GOAL. Check the listing below line by line and report how many lines hold "arrow", with no other words.

INPUT ROWS.
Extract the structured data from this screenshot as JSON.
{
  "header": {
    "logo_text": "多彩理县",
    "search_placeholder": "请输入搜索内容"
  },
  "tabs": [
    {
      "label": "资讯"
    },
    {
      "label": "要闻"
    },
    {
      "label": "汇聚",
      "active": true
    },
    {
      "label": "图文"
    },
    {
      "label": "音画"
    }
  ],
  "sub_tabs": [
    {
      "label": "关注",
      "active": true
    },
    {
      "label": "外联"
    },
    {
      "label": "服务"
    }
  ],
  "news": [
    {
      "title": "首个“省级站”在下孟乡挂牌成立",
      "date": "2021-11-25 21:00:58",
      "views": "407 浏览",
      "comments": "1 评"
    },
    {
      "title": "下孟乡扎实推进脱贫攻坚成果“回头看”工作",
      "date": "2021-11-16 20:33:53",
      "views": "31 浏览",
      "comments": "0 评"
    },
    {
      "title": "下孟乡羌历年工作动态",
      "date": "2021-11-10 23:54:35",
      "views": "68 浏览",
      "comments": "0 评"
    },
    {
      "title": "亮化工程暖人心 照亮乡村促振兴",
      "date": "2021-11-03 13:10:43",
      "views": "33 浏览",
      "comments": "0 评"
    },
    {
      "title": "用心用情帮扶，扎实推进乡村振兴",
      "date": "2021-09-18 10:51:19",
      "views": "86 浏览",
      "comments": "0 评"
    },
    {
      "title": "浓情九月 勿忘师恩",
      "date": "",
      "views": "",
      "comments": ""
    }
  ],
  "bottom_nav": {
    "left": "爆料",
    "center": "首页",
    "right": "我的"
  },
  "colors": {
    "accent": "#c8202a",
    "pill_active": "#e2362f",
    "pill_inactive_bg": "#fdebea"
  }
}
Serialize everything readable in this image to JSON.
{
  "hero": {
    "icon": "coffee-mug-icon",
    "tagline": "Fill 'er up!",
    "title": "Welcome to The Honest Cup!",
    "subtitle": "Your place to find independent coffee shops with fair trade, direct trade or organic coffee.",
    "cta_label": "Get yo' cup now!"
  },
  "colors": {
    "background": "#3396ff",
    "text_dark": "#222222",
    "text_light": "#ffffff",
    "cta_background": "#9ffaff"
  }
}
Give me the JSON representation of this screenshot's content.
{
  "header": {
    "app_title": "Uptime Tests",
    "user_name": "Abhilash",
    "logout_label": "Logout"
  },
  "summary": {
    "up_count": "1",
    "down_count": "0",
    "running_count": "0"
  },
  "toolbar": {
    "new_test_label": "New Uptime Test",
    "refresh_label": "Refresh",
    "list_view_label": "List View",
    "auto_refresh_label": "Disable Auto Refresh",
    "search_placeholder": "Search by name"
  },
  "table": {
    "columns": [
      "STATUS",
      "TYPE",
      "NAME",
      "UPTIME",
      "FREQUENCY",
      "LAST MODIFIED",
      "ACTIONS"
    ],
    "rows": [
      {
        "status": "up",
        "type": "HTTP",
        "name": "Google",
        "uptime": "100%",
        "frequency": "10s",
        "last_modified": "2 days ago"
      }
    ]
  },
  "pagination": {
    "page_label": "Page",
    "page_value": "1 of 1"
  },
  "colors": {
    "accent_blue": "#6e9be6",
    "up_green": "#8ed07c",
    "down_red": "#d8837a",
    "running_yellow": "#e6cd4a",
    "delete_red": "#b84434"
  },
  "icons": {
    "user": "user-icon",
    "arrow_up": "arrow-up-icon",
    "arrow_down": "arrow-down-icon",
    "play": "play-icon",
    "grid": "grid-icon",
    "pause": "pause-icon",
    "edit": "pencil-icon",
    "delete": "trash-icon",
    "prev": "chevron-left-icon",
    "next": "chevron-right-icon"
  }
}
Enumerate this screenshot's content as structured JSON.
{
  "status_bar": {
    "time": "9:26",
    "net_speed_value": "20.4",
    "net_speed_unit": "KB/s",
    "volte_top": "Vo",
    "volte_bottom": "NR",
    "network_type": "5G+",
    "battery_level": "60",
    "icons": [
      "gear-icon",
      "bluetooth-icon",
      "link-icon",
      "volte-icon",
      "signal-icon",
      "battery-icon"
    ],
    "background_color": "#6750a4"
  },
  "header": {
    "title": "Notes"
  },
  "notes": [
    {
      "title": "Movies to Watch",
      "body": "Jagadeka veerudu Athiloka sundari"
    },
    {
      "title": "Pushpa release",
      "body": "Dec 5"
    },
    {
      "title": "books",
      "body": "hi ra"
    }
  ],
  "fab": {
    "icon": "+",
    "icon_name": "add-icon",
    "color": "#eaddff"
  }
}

FINAL RESULT. 2